◆ Data excerpts
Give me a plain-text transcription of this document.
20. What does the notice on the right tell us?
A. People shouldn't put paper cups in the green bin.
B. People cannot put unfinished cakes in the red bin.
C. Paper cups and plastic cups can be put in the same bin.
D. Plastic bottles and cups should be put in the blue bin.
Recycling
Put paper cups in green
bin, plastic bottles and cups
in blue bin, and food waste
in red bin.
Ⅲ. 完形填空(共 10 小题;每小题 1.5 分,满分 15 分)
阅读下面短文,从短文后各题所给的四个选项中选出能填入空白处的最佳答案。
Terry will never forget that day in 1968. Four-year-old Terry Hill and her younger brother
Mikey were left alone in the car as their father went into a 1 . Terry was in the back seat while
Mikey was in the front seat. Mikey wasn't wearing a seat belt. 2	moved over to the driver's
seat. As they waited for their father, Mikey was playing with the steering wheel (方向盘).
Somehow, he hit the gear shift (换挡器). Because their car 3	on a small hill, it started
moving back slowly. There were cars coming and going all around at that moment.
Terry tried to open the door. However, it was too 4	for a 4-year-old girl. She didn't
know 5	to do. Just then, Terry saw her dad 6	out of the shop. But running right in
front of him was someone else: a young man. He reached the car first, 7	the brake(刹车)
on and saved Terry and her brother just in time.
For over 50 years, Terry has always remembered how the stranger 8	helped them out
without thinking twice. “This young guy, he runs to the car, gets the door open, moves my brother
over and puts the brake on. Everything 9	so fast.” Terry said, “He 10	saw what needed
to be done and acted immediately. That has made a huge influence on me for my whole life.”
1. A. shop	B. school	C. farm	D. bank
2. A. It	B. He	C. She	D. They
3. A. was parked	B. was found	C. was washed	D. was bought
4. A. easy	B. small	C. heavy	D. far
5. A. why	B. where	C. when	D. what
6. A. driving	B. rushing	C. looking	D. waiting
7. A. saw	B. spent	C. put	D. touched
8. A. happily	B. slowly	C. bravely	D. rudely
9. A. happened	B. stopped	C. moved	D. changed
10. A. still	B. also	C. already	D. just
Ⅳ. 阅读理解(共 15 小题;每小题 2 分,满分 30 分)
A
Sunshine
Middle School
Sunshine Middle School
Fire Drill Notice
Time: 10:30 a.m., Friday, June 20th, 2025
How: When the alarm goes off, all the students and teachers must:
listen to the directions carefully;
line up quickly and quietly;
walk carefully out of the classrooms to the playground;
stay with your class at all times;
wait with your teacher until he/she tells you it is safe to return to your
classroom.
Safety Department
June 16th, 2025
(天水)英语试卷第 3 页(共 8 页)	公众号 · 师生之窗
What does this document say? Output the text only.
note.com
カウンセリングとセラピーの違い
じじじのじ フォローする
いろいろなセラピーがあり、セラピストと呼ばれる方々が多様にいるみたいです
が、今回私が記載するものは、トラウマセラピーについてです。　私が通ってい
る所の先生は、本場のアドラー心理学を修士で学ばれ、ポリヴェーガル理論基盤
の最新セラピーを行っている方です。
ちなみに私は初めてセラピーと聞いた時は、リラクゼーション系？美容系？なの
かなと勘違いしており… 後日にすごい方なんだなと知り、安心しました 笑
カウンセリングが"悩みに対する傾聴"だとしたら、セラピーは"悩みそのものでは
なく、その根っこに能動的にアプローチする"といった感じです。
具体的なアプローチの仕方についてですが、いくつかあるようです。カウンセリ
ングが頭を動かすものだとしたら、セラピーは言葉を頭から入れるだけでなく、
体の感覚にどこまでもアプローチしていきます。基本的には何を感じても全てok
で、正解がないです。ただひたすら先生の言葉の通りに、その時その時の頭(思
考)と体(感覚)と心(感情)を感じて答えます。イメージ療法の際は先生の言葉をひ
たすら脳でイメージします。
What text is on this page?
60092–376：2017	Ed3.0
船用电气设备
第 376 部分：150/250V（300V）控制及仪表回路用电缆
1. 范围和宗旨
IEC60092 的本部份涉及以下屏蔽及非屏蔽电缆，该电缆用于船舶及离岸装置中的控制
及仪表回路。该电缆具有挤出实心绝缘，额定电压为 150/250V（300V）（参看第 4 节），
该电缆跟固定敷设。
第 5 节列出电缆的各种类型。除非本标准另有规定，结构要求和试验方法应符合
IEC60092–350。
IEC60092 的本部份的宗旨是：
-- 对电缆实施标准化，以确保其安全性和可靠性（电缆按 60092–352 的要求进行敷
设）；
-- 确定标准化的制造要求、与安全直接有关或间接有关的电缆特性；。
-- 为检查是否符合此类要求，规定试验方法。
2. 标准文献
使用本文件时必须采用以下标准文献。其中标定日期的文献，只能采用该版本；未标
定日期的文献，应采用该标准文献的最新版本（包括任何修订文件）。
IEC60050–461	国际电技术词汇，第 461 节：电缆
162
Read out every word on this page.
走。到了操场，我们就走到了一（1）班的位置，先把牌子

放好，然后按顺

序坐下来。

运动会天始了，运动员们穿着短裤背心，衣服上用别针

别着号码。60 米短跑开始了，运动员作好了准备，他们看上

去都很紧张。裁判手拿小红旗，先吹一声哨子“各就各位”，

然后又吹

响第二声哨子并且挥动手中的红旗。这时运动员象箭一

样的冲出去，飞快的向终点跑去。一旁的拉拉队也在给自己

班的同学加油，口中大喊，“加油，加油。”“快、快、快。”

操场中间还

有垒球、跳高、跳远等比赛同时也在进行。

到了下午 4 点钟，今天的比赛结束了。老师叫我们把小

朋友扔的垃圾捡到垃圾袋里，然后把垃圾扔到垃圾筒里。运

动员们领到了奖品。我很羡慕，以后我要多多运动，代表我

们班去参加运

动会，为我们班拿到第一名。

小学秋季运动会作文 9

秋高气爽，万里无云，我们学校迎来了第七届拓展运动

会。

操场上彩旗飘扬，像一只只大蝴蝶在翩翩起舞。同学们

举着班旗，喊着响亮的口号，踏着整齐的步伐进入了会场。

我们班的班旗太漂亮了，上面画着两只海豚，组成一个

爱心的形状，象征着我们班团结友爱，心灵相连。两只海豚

◆ Your instructions
Your task is to transcribe the material exactly.

◆ Problem solution
Give me a plain-text transcription of this document.
20. What does the notice on the right tell us?
A. People shouldn't put paper cups in the green bin.
B. People cannot put unfinished cakes in the red bin.
C. Paper cups and plastic cups can be put in the same bin.
D. Plastic bottles and cups should be put in the blue bin.
Recycling
Put paper cups in green
bin, plastic bottles and cups
in blue bin, and food waste
in red bin.
Ⅲ. 完形填空(共 10 小题;每小题 1.5 分,满分 15 分)
阅读下面短文,从短文后各题所给的四个选项中选出能填入空白处的最佳答案。
Terry will never forget that day in 1968. Four-year-old Terry Hill and her younger brother
Mikey were left alone in the car as their father went into a 1 . Terry was in the back seat while
Mikey was in the front seat. Mikey wasn't wearing a seat belt. 2	moved over to the driver's
seat. As they waited for their father, Mikey was playing with the steering wheel (方向盘).
Somehow, he hit the gear shift (换挡器). Because their car 3	on a small hill, it started
moving back slowly. There were cars coming and going all around at that moment.
Terry tried to open the door. However, it was too 4	for a 4-year-old girl. She didn't
know 5	to do. Just then, Terry saw her dad 6	out of the shop. But running right in
front of him was someone else: a young man. He reached the car first, 7	the brake(刹车)
on and saved Terry and her brother just in time.
For over 50 years, Terry has always remembered how the stranger 8	helped them out
without thinking twice. “This young guy, he runs to the car, gets the door open, moves my brother
over and puts the brake on. Everything 9	so fast.” Terry said, “He 10	saw what needed
to be done and acted immediately. That has made a huge influence on me for my whole life.”
1. A. shop	B. school	C. farm	D. bank
2. A. It	B. He	C. She	D. They
3. A. was parked	B. was found	C. was washed	D. was bought
4. A. easy	B. small	C. heavy	D. far
5. A. why	B. where	C. when	D. what
6. A. driving	B. rushing	C. looking	D. waiting
7. A. saw	B. spent	C. put	D. touched
8. A. happily	B. slowly	C. bravely	D. rudely
9. A. happened	B. stopped	C. moved	D. changed
10. A. still	B. also	C. already	D. just
Ⅳ. 阅读理解(共 15 小题;每小题 2 分,满分 30 分)
A
Sunshine
Middle School
Sunshine Middle School
Fire Drill Notice
Time: 10:30 a.m., Friday, June 20th, 2025
How: When the alarm goes off, all the students and teachers must:
listen to the directions carefully;
line up quickly and quietly;
walk carefully out of the classrooms to the playground;
stay with your class at all times;
wait with your teacher until he/she tells you it is safe to return to your
classroom.
Safety Department
June 16th, 2025
(天水)英语试卷第 3 页(共 8 页)	公众号 · 师生之窗
What does this document say? Output the text only.
note.com
カウンセリングとセラピーの違い
じじじのじ フォローする
いろいろなセラピーがあり、セラピストと呼ばれる方々が多様にいるみたいです
が、今回私が記載するものは、トラウマセラピーについてです。　私が通ってい
る所の先生は、本場のアドラー心理学を修士で学ばれ、ポリヴェーガル理論基盤
の最新セラピーを行っている方です。
ちなみに私は初めてセラピーと聞いた時は、リラクゼーション系？美容系？なの
かなと勘違いしており… 後日にすごい方なんだなと知り、安心しました 笑
カウンセリングが"悩みに対する傾聴"だとしたら、セラピーは"悩みそのものでは
なく、その根っこに能動的にアプローチする"といった感じです。
具体的なアプローチの仕方についてですが、いくつかあるようです。カウンセリ
ングが頭を動かすものだとしたら、セラピーは言葉を頭から入れるだけでなく、
体の感覚にどこまでもアプローチしていきます。基本的には何を感じても全てok
で、正解がないです。ただひたすら先生の言葉の通りに、その時その時の頭(思
考)と体(感覚)と心(感情)を感じて答えます。イメージ療法の際は先生の言葉をひ
たすら脳でイメージします。
What text is on this page?
60092–376：2017	Ed3.0
船用电气设备
第 376 部分：150/250V（300V）控制及仪表回路用电缆
1. 范围和宗旨
IEC60092 的本部份涉及以下屏蔽及非屏蔽电缆，该电缆用于船舶及离岸装置中的控制
及仪表回路。该电缆具有挤出实心绝缘，额定电压为 150/250V（300V）（参看第 4 节），
该电缆跟固定敷设。
第 5 节列出电缆的各种类型。除非本标准另有规定，结构要求和试验方法应符合
IEC60092–350。
IEC60092 的本部份的宗旨是：
-- 对电缆实施标准化，以确保其安全性和可靠性（电缆按 60092–352 的要求进行敷
设）；
-- 确定标准化的制造要求、与安全直接有关或间接有关的电缆特性；。
-- 为检查是否符合此类要求，规定试验方法。
2. 标准文献
使用本文件时必须采用以下标准文献。其中标定日期的文献，只能采用该版本；未标
定日期的文献，应采用该标准文献的最新版本（包括任何修订文件）。
IEC60050–461	国际电技术词汇，第 461 节：电缆
162
Read out every word on this page.
走。到了操场，我们就走到了一（1）班的位置，先把牌子

放好，然后按顺

序坐下来。

运动会天始了，运动员们穿着短裤背心，衣服上用别针

别着号码。60 米短跑开始了，运动员作好了准备，他们看上

去都很紧张。裁判手拿小红旗，先吹一声哨子“各就各位”，

然后又吹

响第二声哨子并且挥动手中的红旗。这时运动员象箭一

样的冲出去，飞快的向终点跑去。一旁的拉拉队也在给自己

班的同学加油，口中大喊，“加油，加油。”“快、快、快。”

操场中间还

有垒球、跳高、跳远等比赛同时也在进行。

到了下午 4 点钟，今天的比赛结束了。老师叫我们把小

朋友扔的垃圾捡到垃圾袋里，然后把垃圾扔到垃圾筒里。运

动员们领到了奖品。我很羡慕，以后我要多多运动，代表我

们班去参加运

动会，为我们班拿到第一名。

小学秋季运动会作文 9

秋高气爽，万里无云，我们学校迎来了第七届拓展运动

会。

操场上彩旗飘扬，像一只只大蝴蝶在翩翩起舞。同学们

举着班旗，喊着响亮的口号，踏着整齐的步伐进入了会场。

我们班的班旗太漂亮了，上面画着两只海豚，组成一个

爱心的形状，象征着我们班团结友爱，心灵相连。两只海豚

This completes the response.